§ Document excerpt:
--
Clark Miller

No. 74, 82, 78
- Position: Defensive end

Personal information
- Born: August 11, 1938 Oakland, California, U.S.
- Died: November 5, 2008 (aged 70) Paso Robles, California, U.S.
- Listed height: 6 ft 5 in (1.96 m)
- Listed weight: 245 lb (111 kg)

Career information
- High school: Oakland (CA)
- College: Utah State
- NFL draft: 1961 (5th round, 58th overall pick)
- AFL draft: 1961 (14th round, 106th overall pick)

Career history
- San Francisco 49ers (1962–1968); New York Giants (1969)*; Washington Redskins (1969); Los Angeles Rams (1970);
- * Offseason or practice squad member only

Career NFL statistics
- Fumble recoveries: 5
- Interceptions: 1
- Sacks: 32.5
- Stats at Pro Football Reference

= Clark Miller =

American football player (1938–2008)

Franklin Clark Miller (August 11, 1938 – November 5, 2008) was an American professional football player in the National Football League (NFL) who played defensive end for nine seasons for the San Francisco 49ers, the Washington Redskins, and the Los Angeles Rams. He played college football at Utah State University and was drafted in the fifth round of the 1961 NFL draft. Miller was also selected in the fourteenth round of the 1961 AFL draft by the Oakland Raiders.

Clark Miller died of a heart attack on November 5, 2008, at a hospital in Paso Robles, California a week after he was injured and hospitalized following a horse riding accident.
--
§ Work task: Extract the part of the Clark Miller text starting with "Personal information" and going on through "58th overall pick)", copying it without any change.
--
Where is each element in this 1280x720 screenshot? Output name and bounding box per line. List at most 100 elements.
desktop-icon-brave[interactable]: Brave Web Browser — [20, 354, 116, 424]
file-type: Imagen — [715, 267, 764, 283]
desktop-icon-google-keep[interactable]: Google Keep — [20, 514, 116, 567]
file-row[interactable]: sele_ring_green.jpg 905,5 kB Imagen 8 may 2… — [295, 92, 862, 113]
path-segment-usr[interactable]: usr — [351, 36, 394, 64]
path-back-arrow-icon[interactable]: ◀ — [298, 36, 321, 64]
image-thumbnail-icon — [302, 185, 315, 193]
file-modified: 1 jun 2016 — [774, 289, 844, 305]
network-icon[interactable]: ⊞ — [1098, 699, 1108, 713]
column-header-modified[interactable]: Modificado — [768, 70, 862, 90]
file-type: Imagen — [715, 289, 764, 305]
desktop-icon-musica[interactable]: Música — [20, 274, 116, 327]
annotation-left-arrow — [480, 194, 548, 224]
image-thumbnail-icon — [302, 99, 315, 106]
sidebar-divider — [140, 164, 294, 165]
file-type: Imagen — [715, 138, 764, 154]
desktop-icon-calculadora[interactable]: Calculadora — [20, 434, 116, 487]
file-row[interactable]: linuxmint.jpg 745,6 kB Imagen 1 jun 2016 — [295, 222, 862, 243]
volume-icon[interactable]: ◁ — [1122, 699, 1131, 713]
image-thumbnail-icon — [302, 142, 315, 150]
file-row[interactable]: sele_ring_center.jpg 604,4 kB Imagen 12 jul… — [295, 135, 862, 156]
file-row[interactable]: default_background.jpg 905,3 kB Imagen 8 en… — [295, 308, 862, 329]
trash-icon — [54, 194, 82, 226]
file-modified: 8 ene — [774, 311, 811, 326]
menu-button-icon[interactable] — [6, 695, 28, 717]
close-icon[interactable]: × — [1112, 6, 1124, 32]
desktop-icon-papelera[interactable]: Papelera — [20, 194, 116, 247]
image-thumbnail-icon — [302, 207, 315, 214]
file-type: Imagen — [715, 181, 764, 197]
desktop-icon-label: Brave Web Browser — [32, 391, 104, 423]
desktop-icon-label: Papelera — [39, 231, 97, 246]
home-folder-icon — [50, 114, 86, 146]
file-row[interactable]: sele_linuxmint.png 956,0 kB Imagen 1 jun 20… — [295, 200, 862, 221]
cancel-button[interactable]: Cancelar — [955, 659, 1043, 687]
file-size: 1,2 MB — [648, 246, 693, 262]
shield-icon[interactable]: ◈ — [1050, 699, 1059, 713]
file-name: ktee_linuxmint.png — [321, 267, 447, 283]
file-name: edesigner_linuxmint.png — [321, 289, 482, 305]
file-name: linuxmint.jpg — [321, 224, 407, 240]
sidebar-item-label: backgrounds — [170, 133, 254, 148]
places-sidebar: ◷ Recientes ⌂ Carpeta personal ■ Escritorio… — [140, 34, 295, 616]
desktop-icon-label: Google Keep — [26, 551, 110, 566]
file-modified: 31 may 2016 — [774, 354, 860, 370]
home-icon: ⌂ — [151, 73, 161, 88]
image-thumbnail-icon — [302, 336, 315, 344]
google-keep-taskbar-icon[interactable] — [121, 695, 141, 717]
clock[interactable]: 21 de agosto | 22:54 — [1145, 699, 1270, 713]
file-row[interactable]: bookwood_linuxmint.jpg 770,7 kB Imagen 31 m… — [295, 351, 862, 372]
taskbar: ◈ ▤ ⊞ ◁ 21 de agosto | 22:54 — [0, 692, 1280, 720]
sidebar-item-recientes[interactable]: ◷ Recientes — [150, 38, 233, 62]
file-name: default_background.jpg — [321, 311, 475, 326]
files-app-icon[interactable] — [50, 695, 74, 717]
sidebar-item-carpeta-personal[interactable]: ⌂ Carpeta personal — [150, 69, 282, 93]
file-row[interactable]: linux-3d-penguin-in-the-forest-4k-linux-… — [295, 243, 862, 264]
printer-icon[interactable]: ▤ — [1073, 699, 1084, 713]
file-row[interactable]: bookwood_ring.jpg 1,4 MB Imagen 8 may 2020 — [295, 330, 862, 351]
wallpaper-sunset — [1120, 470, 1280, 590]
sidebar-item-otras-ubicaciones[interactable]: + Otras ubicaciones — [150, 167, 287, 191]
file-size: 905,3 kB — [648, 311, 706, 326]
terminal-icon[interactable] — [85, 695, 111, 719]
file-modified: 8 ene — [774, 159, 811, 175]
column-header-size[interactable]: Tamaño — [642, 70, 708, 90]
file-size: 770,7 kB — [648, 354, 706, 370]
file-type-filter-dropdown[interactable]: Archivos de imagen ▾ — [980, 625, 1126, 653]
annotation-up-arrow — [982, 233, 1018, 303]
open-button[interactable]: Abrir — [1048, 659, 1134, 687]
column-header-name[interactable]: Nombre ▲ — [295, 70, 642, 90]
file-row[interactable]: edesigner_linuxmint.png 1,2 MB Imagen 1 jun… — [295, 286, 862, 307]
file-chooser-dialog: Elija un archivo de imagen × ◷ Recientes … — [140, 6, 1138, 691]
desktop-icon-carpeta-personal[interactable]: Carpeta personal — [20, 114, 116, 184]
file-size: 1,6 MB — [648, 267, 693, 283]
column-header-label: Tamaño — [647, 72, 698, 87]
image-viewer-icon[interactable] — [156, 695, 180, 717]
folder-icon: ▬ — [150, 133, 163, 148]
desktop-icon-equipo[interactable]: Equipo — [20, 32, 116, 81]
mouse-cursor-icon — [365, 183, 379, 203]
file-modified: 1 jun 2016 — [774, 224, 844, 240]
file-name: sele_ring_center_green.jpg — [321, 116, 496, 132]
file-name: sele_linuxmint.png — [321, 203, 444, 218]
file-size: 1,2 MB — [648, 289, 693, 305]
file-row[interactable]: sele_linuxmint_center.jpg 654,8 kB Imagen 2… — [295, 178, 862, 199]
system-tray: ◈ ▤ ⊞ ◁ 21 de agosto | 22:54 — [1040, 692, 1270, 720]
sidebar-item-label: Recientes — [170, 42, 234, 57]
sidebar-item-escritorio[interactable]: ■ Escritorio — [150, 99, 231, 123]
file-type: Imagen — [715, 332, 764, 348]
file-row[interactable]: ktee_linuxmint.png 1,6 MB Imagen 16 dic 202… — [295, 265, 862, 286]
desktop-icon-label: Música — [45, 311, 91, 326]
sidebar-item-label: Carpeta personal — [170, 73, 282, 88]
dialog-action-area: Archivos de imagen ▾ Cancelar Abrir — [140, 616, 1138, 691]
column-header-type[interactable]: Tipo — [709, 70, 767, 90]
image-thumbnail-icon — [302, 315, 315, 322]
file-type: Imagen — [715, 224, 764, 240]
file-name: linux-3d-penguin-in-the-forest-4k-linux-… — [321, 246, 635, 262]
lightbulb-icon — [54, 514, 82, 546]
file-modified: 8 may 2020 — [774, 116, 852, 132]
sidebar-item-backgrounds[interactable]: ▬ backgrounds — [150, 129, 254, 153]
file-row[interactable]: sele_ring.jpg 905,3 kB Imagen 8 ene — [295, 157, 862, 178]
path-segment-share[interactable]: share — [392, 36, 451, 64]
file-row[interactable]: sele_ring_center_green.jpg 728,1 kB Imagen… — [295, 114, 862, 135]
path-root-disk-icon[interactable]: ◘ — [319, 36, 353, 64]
--
§ Task output:
Personal information
- Born: August 11, 1938 Oakland, California, U.S.
- Died: November 5, 2008 (aged 70) Paso Robles, California, U.S.
- Listed height: 6 ft 5 in (1.96 m)
- Listed weight: 245 lb (111 kg)

Career information
- High school: Oakland (CA)
- College: Utah State
- NFL draft: 1961 (5th round, 58th overall pick)